▶ WHAT IS BEING ASKED
The entries that follow should be written out exactly.

▶ DATA TO USE
########################################

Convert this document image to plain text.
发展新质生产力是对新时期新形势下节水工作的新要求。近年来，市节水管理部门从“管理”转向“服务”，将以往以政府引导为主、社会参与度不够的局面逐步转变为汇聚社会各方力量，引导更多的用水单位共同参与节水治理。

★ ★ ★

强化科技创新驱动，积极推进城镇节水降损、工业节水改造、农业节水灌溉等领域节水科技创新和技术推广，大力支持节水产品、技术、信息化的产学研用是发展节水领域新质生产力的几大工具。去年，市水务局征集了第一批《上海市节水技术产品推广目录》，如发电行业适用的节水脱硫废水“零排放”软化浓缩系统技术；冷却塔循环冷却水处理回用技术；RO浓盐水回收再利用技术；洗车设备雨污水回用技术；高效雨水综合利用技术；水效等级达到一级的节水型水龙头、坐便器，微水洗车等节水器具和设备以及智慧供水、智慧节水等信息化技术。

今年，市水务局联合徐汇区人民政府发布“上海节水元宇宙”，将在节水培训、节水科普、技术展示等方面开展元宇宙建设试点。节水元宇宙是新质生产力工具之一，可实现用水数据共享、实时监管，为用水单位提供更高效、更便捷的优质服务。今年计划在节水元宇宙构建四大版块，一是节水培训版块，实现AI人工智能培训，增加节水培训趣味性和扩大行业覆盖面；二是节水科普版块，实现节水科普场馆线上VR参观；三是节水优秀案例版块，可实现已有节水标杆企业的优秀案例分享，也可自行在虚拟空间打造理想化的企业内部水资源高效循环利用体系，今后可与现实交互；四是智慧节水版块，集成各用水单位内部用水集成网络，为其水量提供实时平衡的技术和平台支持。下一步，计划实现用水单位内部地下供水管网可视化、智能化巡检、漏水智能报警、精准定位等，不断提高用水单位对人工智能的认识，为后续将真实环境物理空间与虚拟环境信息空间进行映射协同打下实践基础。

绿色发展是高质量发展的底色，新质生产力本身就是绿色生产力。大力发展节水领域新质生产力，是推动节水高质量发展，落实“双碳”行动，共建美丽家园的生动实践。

########################################

▶ ANSWER
Convert this document image to plain text.
发展新质生产力是对新时期新形势下节水工作的新要求。近年来，市节水管理部门从“管理”转向“服务”，将以往以政府引导为主、社会参与度不够的局面逐步转变为汇聚社会各方力量，引导更多的用水单位共同参与节水治理。

★ ★ ★

强化科技创新驱动，积极推进城镇节水降损、工业节水改造、农业节水灌溉等领域节水科技创新和技术推广，大力支持节水产品、技术、信息化的产学研用是发展节水领域新质生产力的几大工具。去年，市水务局征集了第一批《上海市节水技术产品推广目录》，如发电行业适用的节水脱硫废水“零排放”软化浓缩系统技术；冷却塔循环冷却水处理回用技术；RO浓盐水回收再利用技术；洗车设备雨污水回用技术；高效雨水综合利用技术；水效等级达到一级的节水型水龙头、坐便器，微水洗车等节水器具和设备以及智慧供水、智慧节水等信息化技术。

今年，市水务局联合徐汇区人民政府发布“上海节水元宇宙”，将在节水培训、节水科普、技术展示等方面开展元宇宙建设试点。节水元宇宙是新质生产力工具之一，可实现用水数据共享、实时监管，为用水单位提供更高效、更便捷的优质服务。今年计划在节水元宇宙构建四大版块，一是节水培训版块，实现AI人工智能培训，增加节水培训趣味性和扩大行业覆盖面；二是节水科普版块，实现节水科普场馆线上VR参观；三是节水优秀案例版块，可实现已有节水标杆企业的优秀案例分享，也可自行在虚拟空间打造理想化的企业内部水资源高效循环利用体系，今后可与现实交互；四是智慧节水版块，集成各用水单位内部用水集成网络，为其水量提供实时平衡的技术和平台支持。下一步，计划实现用水单位内部地下供水管网可视化、智能化巡检、漏水智能报警、精准定位等，不断提高用水单位对人工智能的认识，为后续将真实环境物理空间与虚拟环境信息空间进行映射协同打下实践基础。

绿色发展是高质量发展的底色，新质生产力本身就是绿色生产力。大力发展节水领域新质生产力，是推动节水高质量发展，落实“双碳”行动，共建美丽家园的生动实践。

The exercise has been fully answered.